Data entries:
— Start —
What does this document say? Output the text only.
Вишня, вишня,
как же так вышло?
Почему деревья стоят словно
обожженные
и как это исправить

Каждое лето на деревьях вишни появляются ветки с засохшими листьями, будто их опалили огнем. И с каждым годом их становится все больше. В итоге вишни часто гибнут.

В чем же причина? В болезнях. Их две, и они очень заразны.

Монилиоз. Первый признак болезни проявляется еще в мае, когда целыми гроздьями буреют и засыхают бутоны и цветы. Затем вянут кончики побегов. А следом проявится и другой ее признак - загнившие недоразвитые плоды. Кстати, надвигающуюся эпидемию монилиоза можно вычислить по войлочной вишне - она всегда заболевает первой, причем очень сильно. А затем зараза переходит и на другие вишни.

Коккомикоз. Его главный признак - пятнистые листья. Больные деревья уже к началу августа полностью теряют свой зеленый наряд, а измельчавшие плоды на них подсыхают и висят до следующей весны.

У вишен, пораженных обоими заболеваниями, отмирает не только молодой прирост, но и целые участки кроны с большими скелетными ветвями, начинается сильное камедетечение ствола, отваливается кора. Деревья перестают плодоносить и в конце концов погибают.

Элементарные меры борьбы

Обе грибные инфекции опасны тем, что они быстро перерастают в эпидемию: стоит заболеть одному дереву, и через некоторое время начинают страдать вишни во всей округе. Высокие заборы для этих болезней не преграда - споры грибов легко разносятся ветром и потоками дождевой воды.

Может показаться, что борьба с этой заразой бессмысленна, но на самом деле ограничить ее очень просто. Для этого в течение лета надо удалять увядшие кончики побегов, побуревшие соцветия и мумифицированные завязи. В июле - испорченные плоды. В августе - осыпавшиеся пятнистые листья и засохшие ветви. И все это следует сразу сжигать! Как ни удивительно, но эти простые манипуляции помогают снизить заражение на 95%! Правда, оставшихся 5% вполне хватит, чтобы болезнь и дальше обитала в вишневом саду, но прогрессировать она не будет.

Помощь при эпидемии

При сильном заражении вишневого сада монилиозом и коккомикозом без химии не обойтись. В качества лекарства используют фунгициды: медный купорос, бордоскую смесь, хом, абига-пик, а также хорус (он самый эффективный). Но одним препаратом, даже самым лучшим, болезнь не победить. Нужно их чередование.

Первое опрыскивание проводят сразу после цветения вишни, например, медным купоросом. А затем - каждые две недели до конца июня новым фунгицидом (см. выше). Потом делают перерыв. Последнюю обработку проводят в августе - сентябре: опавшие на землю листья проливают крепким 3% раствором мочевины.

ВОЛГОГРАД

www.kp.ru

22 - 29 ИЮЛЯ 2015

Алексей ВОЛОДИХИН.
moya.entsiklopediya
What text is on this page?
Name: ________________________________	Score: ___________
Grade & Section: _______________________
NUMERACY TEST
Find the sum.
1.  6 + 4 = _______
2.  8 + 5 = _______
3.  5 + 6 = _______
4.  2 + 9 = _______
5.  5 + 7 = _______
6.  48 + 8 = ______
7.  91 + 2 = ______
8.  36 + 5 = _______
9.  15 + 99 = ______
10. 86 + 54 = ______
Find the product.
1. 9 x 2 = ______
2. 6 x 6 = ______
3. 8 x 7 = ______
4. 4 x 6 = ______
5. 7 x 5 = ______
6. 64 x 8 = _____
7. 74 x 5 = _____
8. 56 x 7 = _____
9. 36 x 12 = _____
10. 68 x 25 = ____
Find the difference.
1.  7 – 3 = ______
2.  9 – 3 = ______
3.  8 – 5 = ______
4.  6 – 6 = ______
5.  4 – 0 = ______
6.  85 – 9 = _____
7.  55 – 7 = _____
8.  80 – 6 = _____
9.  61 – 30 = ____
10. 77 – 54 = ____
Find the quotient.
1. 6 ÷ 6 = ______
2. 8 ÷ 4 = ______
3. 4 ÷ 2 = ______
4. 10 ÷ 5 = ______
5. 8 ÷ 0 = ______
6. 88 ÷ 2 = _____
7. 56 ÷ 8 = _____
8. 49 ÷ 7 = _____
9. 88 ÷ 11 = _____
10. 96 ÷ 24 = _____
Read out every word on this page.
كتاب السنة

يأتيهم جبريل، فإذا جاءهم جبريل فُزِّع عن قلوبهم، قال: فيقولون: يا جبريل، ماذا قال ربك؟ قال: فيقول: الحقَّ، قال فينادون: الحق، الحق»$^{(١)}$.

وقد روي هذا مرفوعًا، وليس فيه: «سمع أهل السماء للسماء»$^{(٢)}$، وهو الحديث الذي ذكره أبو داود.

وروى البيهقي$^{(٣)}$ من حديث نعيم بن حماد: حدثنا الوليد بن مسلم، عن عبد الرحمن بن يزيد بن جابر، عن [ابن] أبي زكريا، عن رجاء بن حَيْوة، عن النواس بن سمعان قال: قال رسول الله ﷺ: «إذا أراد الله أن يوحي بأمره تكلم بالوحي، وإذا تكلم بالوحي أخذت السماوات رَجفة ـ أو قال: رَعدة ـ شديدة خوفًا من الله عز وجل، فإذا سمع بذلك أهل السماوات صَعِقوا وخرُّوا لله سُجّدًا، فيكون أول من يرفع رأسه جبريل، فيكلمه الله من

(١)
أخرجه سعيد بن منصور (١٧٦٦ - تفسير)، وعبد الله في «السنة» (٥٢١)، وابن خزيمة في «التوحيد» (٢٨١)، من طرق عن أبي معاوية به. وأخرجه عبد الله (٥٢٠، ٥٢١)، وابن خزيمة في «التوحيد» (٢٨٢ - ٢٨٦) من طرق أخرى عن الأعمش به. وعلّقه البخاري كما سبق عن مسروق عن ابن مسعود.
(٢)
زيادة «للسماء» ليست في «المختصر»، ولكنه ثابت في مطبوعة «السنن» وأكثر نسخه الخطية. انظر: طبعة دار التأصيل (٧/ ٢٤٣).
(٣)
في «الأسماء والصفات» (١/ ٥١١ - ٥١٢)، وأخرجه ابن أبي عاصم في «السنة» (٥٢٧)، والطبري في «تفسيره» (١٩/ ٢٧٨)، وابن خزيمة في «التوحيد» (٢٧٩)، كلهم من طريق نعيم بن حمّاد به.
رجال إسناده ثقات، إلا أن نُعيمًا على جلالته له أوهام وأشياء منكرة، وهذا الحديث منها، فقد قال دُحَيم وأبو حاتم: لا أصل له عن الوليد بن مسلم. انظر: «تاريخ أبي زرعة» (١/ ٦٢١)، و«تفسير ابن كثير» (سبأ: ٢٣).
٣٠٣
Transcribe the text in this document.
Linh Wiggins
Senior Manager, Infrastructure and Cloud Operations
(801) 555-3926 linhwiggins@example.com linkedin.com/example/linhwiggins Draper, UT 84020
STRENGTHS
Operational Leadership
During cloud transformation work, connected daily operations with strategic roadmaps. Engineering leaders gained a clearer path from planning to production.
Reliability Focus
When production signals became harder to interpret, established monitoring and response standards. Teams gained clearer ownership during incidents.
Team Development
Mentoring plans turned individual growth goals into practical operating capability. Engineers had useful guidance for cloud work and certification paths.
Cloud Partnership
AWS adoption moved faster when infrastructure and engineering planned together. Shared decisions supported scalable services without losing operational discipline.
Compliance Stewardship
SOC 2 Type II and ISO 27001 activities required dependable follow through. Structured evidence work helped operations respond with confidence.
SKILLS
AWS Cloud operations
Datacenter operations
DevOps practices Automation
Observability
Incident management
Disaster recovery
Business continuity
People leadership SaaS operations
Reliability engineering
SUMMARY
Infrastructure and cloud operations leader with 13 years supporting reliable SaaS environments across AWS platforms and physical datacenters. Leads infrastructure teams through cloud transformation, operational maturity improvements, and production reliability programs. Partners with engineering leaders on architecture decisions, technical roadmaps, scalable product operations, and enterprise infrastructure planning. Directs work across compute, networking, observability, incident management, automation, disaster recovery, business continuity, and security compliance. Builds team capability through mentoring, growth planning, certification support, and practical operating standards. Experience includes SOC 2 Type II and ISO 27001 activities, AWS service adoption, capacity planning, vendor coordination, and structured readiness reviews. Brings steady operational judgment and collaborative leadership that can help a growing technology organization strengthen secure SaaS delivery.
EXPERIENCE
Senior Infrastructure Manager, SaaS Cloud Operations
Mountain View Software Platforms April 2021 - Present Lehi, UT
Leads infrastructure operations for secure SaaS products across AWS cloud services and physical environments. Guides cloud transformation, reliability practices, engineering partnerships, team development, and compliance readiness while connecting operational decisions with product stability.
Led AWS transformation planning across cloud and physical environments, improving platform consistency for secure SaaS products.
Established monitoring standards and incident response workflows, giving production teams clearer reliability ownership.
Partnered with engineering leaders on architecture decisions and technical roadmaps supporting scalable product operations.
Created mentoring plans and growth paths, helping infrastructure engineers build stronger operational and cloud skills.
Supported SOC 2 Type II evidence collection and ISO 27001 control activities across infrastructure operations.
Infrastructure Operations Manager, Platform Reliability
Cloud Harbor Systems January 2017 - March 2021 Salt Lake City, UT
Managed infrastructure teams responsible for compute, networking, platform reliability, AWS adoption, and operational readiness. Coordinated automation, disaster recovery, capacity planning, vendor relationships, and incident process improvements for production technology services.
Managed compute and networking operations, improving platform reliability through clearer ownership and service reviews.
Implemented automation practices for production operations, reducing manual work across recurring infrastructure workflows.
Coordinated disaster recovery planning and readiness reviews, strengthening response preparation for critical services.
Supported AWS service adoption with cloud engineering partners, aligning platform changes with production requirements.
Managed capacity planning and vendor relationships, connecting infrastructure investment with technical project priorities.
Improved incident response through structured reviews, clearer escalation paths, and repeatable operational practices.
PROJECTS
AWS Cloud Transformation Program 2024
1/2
— End —
#### WRITTEN PROBLEM
Reply with one number only, the count of lines above that hold the string "this".

#### RESPONSE
4